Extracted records
━━━━━━━━━━━━━━━━
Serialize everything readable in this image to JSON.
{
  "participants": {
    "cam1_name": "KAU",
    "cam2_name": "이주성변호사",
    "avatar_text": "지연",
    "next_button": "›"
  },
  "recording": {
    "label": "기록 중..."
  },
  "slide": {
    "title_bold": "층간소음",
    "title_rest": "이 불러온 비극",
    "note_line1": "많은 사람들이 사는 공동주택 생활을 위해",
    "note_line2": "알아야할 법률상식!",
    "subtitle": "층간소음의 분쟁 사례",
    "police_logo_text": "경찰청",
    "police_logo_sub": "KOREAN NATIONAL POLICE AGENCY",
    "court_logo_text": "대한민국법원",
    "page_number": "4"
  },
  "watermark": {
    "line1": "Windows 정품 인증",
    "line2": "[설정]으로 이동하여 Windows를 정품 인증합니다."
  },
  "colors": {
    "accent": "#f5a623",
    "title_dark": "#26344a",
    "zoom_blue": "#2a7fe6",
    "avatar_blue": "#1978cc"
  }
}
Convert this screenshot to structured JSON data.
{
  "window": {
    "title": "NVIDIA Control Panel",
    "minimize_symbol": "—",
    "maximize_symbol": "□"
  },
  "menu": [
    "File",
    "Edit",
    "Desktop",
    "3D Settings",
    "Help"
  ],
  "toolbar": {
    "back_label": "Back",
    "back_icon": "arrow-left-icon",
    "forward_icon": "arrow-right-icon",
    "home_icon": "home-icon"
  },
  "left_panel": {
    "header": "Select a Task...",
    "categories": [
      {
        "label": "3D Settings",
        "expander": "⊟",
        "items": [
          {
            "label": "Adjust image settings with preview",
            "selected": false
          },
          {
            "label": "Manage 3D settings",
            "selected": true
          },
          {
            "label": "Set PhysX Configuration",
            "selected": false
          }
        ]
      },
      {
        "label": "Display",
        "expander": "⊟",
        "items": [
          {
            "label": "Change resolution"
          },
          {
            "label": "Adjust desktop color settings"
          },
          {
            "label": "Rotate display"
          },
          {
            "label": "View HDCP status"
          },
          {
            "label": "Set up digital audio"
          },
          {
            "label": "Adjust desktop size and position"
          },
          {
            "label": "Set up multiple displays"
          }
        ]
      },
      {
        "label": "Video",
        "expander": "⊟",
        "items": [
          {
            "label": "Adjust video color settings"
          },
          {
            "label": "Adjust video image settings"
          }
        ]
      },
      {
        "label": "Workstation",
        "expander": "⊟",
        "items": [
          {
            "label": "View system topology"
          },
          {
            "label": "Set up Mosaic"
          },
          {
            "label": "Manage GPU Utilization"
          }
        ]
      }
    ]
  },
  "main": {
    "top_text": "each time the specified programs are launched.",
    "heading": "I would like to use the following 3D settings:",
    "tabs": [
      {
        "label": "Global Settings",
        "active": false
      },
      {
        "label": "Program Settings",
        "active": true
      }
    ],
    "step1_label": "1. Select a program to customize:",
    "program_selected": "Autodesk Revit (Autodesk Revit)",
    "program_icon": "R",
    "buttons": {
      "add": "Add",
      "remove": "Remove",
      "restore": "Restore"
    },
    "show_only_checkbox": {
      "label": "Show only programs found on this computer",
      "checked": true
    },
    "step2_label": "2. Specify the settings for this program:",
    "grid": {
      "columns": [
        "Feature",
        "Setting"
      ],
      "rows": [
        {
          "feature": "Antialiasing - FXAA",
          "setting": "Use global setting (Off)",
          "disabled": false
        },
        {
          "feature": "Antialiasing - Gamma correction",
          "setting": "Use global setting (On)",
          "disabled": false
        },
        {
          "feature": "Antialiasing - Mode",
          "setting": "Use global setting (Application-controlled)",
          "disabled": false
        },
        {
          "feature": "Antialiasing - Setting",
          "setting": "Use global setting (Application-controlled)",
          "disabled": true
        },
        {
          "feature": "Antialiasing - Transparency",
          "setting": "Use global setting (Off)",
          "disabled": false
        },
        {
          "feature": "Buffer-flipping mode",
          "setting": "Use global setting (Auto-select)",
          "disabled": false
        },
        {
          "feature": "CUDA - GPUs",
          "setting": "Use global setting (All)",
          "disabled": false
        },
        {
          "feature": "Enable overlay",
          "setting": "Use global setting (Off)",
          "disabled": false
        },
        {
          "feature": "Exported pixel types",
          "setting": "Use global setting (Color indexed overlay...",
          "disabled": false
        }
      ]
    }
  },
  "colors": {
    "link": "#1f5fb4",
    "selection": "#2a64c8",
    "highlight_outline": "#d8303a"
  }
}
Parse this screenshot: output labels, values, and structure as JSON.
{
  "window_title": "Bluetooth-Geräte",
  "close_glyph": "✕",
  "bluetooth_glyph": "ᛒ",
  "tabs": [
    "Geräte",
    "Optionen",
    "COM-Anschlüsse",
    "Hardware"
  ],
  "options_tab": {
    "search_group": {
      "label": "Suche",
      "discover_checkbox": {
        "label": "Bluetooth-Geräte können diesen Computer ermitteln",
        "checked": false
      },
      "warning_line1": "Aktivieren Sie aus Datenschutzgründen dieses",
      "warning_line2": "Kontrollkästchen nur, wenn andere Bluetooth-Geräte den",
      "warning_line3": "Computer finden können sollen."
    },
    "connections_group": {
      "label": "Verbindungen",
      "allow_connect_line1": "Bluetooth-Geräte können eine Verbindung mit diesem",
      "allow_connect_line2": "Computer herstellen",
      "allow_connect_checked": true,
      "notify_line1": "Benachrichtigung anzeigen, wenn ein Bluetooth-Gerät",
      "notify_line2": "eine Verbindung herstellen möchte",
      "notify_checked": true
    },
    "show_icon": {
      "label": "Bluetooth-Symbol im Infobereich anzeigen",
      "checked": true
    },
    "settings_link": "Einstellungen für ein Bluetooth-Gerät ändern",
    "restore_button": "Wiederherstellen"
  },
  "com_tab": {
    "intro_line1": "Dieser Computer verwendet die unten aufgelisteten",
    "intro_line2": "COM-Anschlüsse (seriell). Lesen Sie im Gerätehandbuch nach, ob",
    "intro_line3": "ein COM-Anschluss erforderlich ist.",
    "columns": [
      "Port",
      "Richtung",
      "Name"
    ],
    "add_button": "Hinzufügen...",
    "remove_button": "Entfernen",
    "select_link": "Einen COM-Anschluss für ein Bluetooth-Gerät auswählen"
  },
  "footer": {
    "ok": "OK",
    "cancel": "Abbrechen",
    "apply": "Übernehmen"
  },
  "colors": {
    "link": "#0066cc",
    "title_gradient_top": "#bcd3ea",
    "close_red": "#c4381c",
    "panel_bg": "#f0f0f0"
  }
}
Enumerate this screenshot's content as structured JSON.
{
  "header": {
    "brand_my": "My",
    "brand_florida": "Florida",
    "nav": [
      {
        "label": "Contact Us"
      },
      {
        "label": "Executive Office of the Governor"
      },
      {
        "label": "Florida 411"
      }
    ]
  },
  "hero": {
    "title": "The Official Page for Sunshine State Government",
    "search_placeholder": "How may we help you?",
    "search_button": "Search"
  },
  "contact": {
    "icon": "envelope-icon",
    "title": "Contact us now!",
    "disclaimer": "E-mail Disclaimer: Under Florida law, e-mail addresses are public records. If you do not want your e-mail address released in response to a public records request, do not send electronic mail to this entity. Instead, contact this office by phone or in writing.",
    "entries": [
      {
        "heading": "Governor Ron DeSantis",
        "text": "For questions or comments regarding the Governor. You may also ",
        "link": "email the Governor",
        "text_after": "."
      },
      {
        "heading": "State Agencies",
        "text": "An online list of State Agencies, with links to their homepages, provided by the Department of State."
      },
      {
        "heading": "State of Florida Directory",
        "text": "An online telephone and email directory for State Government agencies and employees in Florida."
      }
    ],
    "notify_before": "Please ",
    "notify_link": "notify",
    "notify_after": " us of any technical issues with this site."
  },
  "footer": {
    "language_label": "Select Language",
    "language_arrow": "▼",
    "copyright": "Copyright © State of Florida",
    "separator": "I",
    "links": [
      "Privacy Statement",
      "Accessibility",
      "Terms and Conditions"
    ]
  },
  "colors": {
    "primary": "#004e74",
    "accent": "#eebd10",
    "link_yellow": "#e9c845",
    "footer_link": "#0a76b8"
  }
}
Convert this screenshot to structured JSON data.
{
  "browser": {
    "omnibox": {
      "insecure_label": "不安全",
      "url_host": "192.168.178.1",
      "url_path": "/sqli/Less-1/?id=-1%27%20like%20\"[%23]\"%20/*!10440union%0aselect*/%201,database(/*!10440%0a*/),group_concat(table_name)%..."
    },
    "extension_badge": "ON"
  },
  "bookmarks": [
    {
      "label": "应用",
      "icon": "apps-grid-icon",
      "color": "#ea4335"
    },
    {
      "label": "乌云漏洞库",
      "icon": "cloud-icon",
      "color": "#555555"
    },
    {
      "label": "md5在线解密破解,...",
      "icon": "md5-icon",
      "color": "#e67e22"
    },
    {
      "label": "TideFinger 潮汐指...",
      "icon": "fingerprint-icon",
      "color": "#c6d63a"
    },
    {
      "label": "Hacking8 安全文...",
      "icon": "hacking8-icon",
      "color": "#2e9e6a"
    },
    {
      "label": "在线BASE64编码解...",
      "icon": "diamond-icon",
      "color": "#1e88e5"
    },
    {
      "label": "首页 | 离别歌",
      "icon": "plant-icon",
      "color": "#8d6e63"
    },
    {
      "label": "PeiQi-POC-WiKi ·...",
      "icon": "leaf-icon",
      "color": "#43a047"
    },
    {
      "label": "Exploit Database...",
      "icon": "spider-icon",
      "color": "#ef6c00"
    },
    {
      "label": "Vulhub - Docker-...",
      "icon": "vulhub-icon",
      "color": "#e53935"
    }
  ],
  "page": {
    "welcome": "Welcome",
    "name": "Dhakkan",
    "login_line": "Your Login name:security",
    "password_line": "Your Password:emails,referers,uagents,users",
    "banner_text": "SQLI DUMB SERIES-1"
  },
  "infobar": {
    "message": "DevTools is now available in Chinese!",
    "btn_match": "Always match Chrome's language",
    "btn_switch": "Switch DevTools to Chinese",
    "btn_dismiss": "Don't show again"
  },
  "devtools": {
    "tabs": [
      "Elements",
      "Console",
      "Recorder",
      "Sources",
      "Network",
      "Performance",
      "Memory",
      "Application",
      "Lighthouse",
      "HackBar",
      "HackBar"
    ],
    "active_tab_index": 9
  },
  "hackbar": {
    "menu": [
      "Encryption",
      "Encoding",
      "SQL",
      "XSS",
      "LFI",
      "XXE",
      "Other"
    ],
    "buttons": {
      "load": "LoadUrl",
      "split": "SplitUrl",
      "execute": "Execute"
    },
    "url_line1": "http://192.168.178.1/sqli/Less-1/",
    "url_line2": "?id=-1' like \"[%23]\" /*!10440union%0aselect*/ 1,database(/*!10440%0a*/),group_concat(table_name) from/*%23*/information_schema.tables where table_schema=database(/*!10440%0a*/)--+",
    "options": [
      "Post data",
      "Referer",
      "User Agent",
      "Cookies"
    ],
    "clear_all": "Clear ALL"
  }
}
━━━━━━━━━━━━━━━━
Exercise » Identify which lines contain the word "Florida" and copy each one.

Result below »
    "brand_florida": "Florida",
        "label": "Florida 411"
    "disclaimer": "E-mail Disclaimer: Under Florida law, e-mail addresses are public records. If you do not want your e-mail address released in response to a public records request, do not send electronic mail to this entity. Instead, contact this office by phone or in writing.",
        "heading": "State of Florida Directory",
        "text": "An online telephone and email directory for State Government agencies and employees in Florida."
    "copyright": "Copyright © State of Florida",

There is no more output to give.